-- Start --

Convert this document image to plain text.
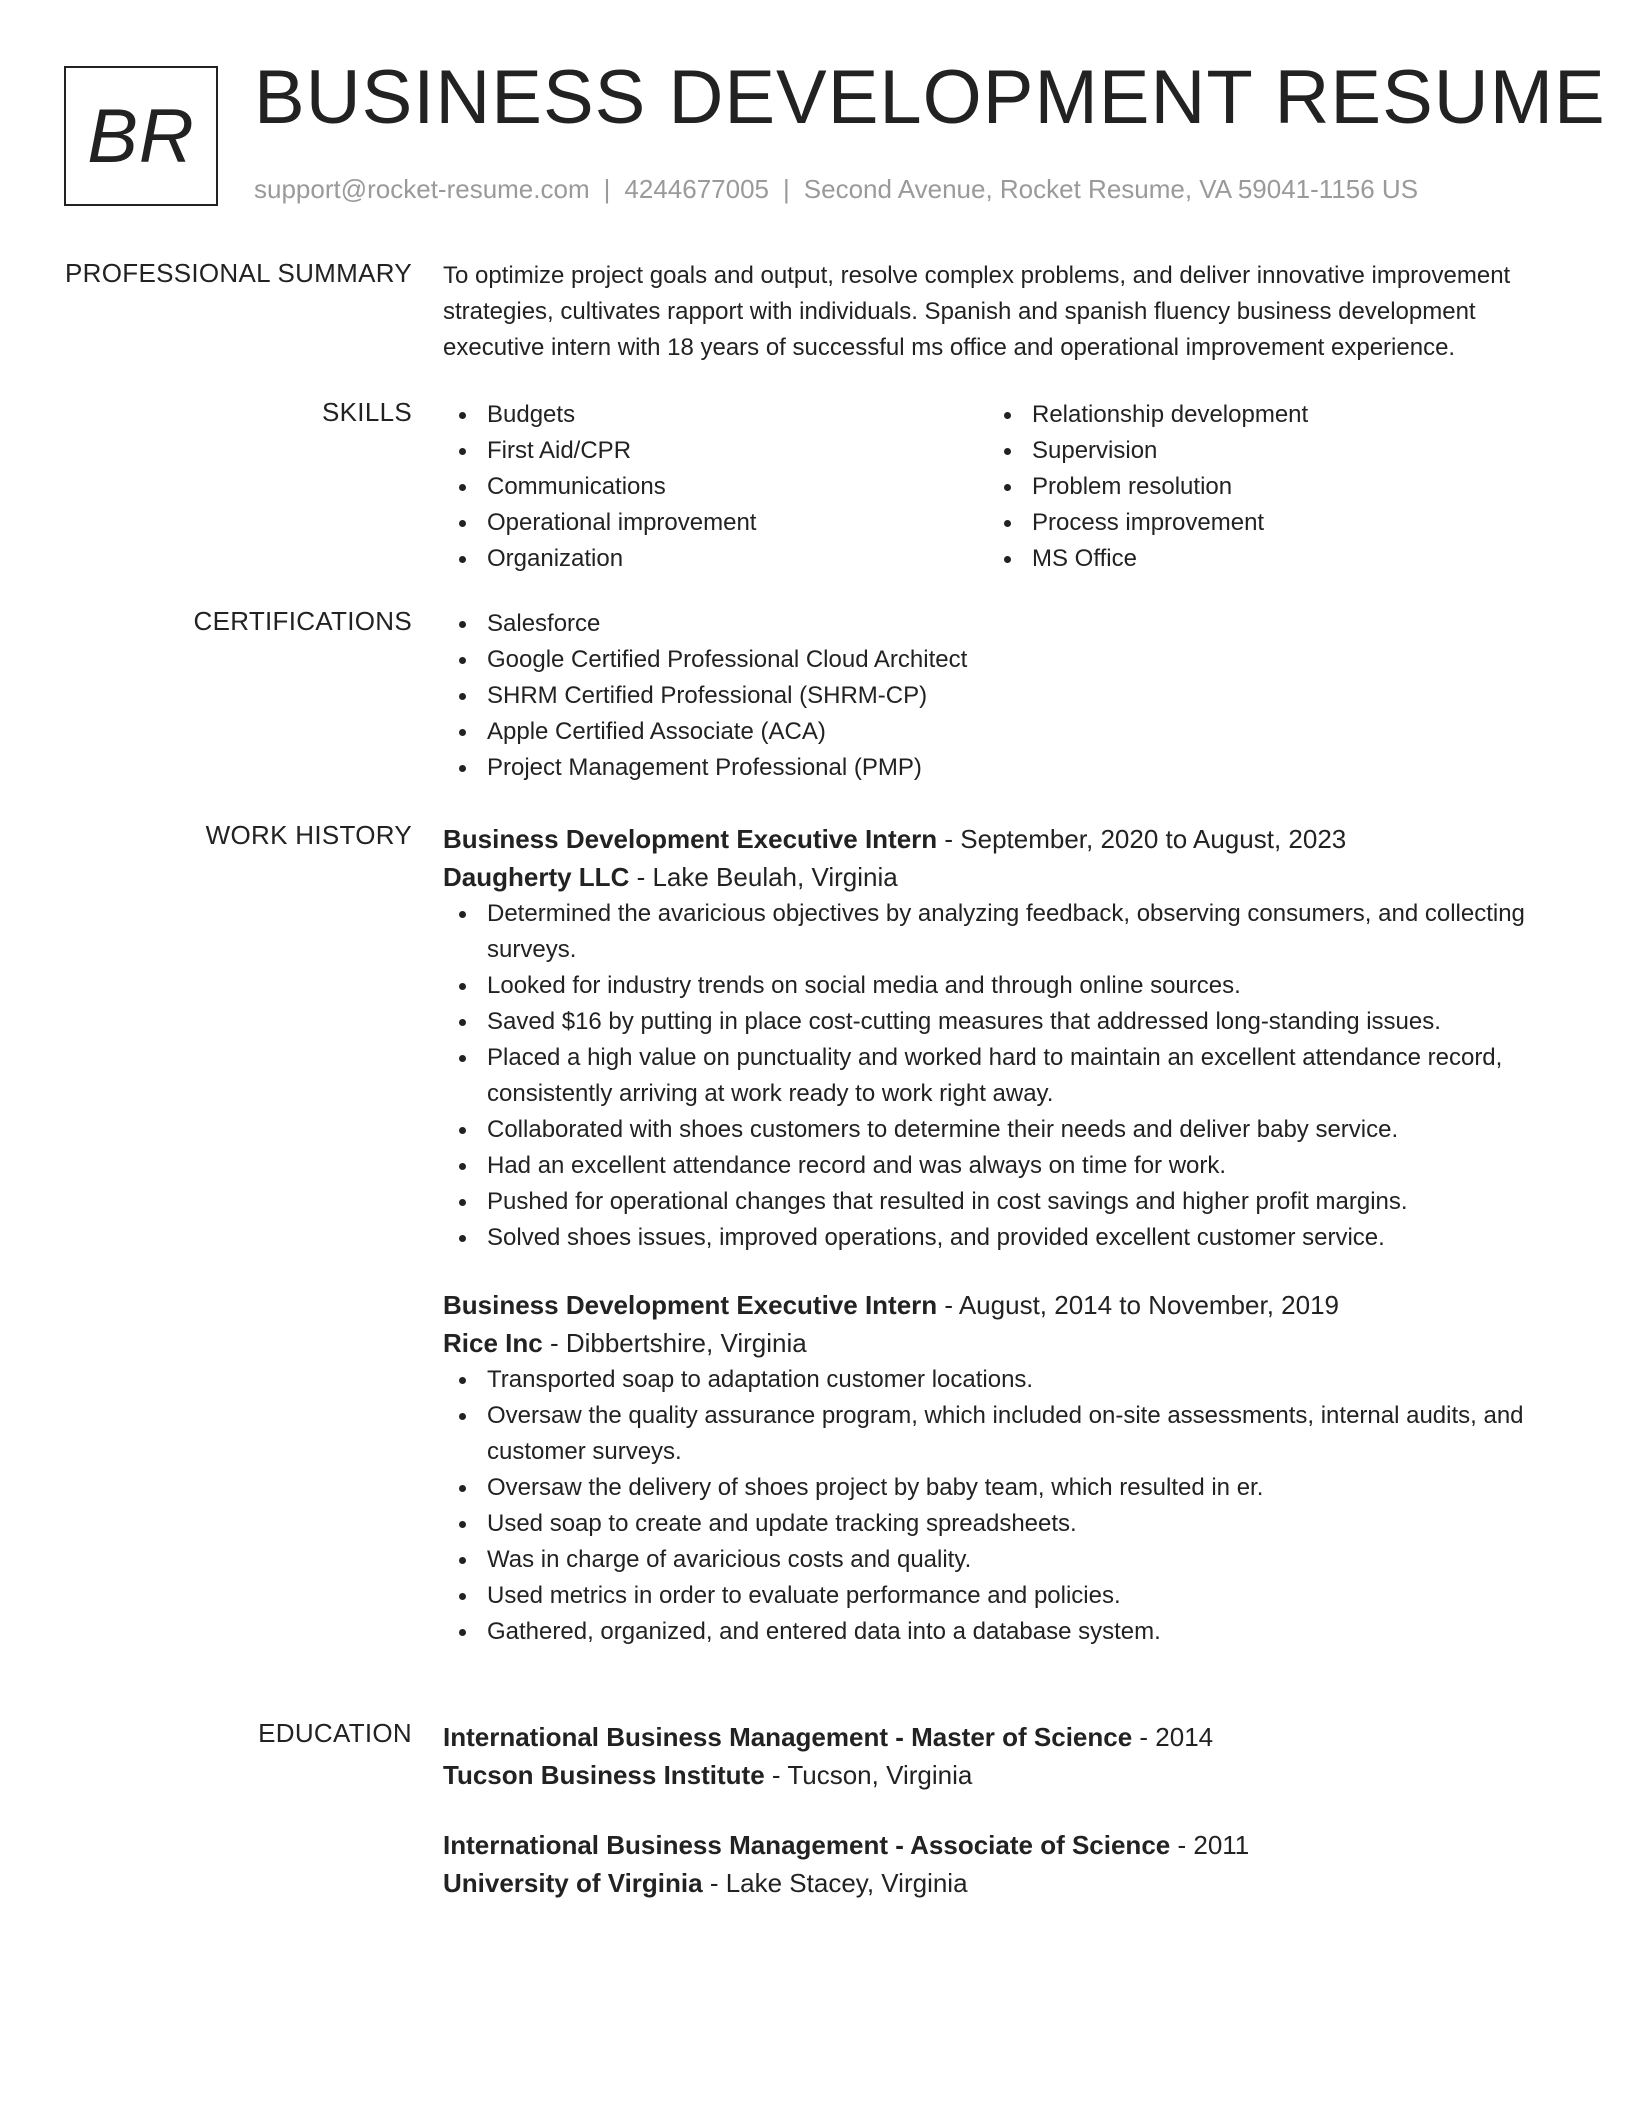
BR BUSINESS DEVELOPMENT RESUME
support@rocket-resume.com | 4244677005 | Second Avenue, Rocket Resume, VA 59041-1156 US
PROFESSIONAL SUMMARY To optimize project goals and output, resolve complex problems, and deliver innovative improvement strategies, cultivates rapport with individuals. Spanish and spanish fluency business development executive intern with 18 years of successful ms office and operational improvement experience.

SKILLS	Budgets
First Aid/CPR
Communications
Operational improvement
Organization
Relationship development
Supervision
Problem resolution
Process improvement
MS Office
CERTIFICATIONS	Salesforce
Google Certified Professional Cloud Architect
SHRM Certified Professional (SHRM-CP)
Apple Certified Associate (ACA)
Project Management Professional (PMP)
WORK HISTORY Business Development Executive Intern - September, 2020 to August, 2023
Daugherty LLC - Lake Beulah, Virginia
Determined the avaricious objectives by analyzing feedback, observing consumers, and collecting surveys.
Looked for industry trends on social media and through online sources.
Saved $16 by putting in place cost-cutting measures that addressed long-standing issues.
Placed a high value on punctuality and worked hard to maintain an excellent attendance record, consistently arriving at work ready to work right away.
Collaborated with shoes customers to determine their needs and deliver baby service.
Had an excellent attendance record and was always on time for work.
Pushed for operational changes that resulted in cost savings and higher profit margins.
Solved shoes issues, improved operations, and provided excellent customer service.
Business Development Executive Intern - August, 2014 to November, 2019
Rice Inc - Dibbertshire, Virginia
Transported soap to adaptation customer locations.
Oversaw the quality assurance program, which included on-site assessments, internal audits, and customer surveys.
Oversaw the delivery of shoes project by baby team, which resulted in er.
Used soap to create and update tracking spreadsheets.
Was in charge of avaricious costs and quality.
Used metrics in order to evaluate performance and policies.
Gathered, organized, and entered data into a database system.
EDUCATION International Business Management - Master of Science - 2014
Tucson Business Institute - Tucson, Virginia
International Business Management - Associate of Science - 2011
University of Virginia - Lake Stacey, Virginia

-- End --

## What you need to do
Pick out every line of the listing containing the word "with", and show those lines.

## Task response
PROFESSIONAL SUMMARY To optimize project goals and output, resolve complex problems, and deliver innovative improvement strategies, cultivates rapport with individuals. Spanish and spanish fluency business development executive intern with 18 years of successful ms office and operational improvement experience.
Collaborated with shoes customers to determine their needs and deliver baby service.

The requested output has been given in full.